- **EXERCISE DIRECTIONS**: Reproduce all of the records exactly.

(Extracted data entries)
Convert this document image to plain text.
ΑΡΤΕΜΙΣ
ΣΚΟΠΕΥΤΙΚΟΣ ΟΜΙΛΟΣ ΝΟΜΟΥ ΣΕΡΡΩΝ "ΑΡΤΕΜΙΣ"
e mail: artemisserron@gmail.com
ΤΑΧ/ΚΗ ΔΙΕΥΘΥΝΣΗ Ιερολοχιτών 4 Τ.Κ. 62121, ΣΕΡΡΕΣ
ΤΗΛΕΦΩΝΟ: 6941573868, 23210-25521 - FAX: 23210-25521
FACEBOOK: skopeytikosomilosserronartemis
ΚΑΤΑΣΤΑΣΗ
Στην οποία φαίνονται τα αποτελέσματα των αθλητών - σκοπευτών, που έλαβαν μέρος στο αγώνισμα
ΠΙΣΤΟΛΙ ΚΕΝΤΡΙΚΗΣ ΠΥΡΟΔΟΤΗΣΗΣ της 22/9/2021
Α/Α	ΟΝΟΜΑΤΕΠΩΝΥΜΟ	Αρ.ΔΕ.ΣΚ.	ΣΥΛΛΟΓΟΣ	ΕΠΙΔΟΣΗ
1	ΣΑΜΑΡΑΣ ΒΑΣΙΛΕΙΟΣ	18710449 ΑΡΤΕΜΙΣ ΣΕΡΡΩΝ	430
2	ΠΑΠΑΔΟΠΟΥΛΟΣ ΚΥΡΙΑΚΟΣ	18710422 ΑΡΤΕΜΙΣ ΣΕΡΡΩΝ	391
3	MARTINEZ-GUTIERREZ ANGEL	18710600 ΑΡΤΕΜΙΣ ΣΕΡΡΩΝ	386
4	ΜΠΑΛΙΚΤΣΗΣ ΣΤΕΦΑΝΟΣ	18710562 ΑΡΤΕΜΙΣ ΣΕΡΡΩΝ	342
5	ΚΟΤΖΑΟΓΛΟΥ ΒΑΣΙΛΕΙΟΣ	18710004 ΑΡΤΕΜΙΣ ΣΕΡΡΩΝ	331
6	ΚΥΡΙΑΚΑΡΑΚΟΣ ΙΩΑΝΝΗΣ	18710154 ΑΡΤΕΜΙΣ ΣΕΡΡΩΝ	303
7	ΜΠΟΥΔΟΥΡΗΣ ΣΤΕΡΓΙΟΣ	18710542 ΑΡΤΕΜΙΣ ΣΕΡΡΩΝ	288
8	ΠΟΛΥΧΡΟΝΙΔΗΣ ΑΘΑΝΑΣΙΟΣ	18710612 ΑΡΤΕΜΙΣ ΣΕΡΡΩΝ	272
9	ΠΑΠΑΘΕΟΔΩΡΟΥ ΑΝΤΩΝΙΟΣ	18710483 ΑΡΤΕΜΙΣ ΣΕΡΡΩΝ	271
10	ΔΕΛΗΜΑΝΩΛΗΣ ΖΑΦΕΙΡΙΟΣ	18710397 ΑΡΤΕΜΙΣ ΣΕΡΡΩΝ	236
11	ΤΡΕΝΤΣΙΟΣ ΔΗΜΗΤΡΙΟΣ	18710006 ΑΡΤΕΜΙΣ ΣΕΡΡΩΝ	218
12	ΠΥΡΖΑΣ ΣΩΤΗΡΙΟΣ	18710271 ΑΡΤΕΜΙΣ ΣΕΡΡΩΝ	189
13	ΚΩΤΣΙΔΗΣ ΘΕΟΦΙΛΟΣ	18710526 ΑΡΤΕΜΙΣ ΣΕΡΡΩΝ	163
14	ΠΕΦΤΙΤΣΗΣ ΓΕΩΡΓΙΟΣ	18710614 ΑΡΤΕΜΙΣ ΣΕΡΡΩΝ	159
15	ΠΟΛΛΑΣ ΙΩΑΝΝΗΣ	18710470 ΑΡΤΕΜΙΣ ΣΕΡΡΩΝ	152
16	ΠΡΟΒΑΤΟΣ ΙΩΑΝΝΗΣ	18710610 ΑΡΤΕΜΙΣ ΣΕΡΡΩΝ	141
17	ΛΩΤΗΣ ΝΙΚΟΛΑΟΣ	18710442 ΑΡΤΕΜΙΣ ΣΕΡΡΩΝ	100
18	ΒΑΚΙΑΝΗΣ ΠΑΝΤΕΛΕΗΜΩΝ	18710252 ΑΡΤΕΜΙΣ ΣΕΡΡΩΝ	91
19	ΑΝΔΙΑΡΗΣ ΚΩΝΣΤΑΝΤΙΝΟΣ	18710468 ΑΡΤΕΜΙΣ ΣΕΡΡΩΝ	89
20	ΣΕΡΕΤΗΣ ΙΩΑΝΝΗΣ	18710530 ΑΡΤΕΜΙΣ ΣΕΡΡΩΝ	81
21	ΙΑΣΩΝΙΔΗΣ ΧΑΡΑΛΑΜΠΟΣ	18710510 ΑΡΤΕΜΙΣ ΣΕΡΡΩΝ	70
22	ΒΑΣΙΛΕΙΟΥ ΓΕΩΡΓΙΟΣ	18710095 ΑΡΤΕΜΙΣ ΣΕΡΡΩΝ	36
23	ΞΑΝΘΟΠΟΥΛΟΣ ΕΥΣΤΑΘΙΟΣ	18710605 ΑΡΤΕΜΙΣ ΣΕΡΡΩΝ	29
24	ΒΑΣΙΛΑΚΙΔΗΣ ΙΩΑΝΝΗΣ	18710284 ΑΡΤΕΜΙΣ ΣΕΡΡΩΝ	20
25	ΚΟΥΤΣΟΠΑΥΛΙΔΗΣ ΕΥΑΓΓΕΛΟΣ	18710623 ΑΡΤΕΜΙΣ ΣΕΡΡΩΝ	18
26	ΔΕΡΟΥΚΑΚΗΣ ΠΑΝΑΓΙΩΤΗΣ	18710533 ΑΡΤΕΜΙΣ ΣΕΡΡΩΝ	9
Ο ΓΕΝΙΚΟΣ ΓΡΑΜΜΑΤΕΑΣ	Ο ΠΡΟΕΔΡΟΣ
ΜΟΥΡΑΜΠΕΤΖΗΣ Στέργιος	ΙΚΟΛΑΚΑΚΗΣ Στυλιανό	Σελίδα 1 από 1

- **WORKED SOLUTION**:
Convert this document image to plain text.
ΑΡΤΕΜΙΣ
ΣΚΟΠΕΥΤΙΚΟΣ ΟΜΙΛΟΣ ΝΟΜΟΥ ΣΕΡΡΩΝ "ΑΡΤΕΜΙΣ"
e mail: artemisserron@gmail.com
ΤΑΧ/ΚΗ ΔΙΕΥΘΥΝΣΗ Ιερολοχιτών 4 Τ.Κ. 62121, ΣΕΡΡΕΣ
ΤΗΛΕΦΩΝΟ: 6941573868, 23210-25521 - FAX: 23210-25521
FACEBOOK: skopeytikosomilosserronartemis
ΚΑΤΑΣΤΑΣΗ
Στην οποία φαίνονται τα αποτελέσματα των αθλητών - σκοπευτών, που έλαβαν μέρος στο αγώνισμα
ΠΙΣΤΟΛΙ ΚΕΝΤΡΙΚΗΣ ΠΥΡΟΔΟΤΗΣΗΣ της 22/9/2021
Α/Α	ΟΝΟΜΑΤΕΠΩΝΥΜΟ	Αρ.ΔΕ.ΣΚ.	ΣΥΛΛΟΓΟΣ	ΕΠΙΔΟΣΗ
1	ΣΑΜΑΡΑΣ ΒΑΣΙΛΕΙΟΣ	18710449 ΑΡΤΕΜΙΣ ΣΕΡΡΩΝ	430
2	ΠΑΠΑΔΟΠΟΥΛΟΣ ΚΥΡΙΑΚΟΣ	18710422 ΑΡΤΕΜΙΣ ΣΕΡΡΩΝ	391
3	MARTINEZ-GUTIERREZ ANGEL	18710600 ΑΡΤΕΜΙΣ ΣΕΡΡΩΝ	386
4	ΜΠΑΛΙΚΤΣΗΣ ΣΤΕΦΑΝΟΣ	18710562 ΑΡΤΕΜΙΣ ΣΕΡΡΩΝ	342
5	ΚΟΤΖΑΟΓΛΟΥ ΒΑΣΙΛΕΙΟΣ	18710004 ΑΡΤΕΜΙΣ ΣΕΡΡΩΝ	331
6	ΚΥΡΙΑΚΑΡΑΚΟΣ ΙΩΑΝΝΗΣ	18710154 ΑΡΤΕΜΙΣ ΣΕΡΡΩΝ	303
7	ΜΠΟΥΔΟΥΡΗΣ ΣΤΕΡΓΙΟΣ	18710542 ΑΡΤΕΜΙΣ ΣΕΡΡΩΝ	288
8	ΠΟΛΥΧΡΟΝΙΔΗΣ ΑΘΑΝΑΣΙΟΣ	18710612 ΑΡΤΕΜΙΣ ΣΕΡΡΩΝ	272
9	ΠΑΠΑΘΕΟΔΩΡΟΥ ΑΝΤΩΝΙΟΣ	18710483 ΑΡΤΕΜΙΣ ΣΕΡΡΩΝ	271
10	ΔΕΛΗΜΑΝΩΛΗΣ ΖΑΦΕΙΡΙΟΣ	18710397 ΑΡΤΕΜΙΣ ΣΕΡΡΩΝ	236
11	ΤΡΕΝΤΣΙΟΣ ΔΗΜΗΤΡΙΟΣ	18710006 ΑΡΤΕΜΙΣ ΣΕΡΡΩΝ	218
12	ΠΥΡΖΑΣ ΣΩΤΗΡΙΟΣ	18710271 ΑΡΤΕΜΙΣ ΣΕΡΡΩΝ	189
13	ΚΩΤΣΙΔΗΣ ΘΕΟΦΙΛΟΣ	18710526 ΑΡΤΕΜΙΣ ΣΕΡΡΩΝ	163
14	ΠΕΦΤΙΤΣΗΣ ΓΕΩΡΓΙΟΣ	18710614 ΑΡΤΕΜΙΣ ΣΕΡΡΩΝ	159
15	ΠΟΛΛΑΣ ΙΩΑΝΝΗΣ	18710470 ΑΡΤΕΜΙΣ ΣΕΡΡΩΝ	152
16	ΠΡΟΒΑΤΟΣ ΙΩΑΝΝΗΣ	18710610 ΑΡΤΕΜΙΣ ΣΕΡΡΩΝ	141
17	ΛΩΤΗΣ ΝΙΚΟΛΑΟΣ	18710442 ΑΡΤΕΜΙΣ ΣΕΡΡΩΝ	100
18	ΒΑΚΙΑΝΗΣ ΠΑΝΤΕΛΕΗΜΩΝ	18710252 ΑΡΤΕΜΙΣ ΣΕΡΡΩΝ	91
19	ΑΝΔΙΑΡΗΣ ΚΩΝΣΤΑΝΤΙΝΟΣ	18710468 ΑΡΤΕΜΙΣ ΣΕΡΡΩΝ	89
20	ΣΕΡΕΤΗΣ ΙΩΑΝΝΗΣ	18710530 ΑΡΤΕΜΙΣ ΣΕΡΡΩΝ	81
21	ΙΑΣΩΝΙΔΗΣ ΧΑΡΑΛΑΜΠΟΣ	18710510 ΑΡΤΕΜΙΣ ΣΕΡΡΩΝ	70
22	ΒΑΣΙΛΕΙΟΥ ΓΕΩΡΓΙΟΣ	18710095 ΑΡΤΕΜΙΣ ΣΕΡΡΩΝ	36
23	ΞΑΝΘΟΠΟΥΛΟΣ ΕΥΣΤΑΘΙΟΣ	18710605 ΑΡΤΕΜΙΣ ΣΕΡΡΩΝ	29
24	ΒΑΣΙΛΑΚΙΔΗΣ ΙΩΑΝΝΗΣ	18710284 ΑΡΤΕΜΙΣ ΣΕΡΡΩΝ	20
25	ΚΟΥΤΣΟΠΑΥΛΙΔΗΣ ΕΥΑΓΓΕΛΟΣ	18710623 ΑΡΤΕΜΙΣ ΣΕΡΡΩΝ	18
26	ΔΕΡΟΥΚΑΚΗΣ ΠΑΝΑΓΙΩΤΗΣ	18710533 ΑΡΤΕΜΙΣ ΣΕΡΡΩΝ	9
Ο ΓΕΝΙΚΟΣ ΓΡΑΜΜΑΤΕΑΣ	Ο ΠΡΟΕΔΡΟΣ
ΜΟΥΡΑΜΠΕΤΖΗΣ Στέργιος	ΙΚΟΛΑΚΑΚΗΣ Στυλιανό	Σελίδα 1 από 1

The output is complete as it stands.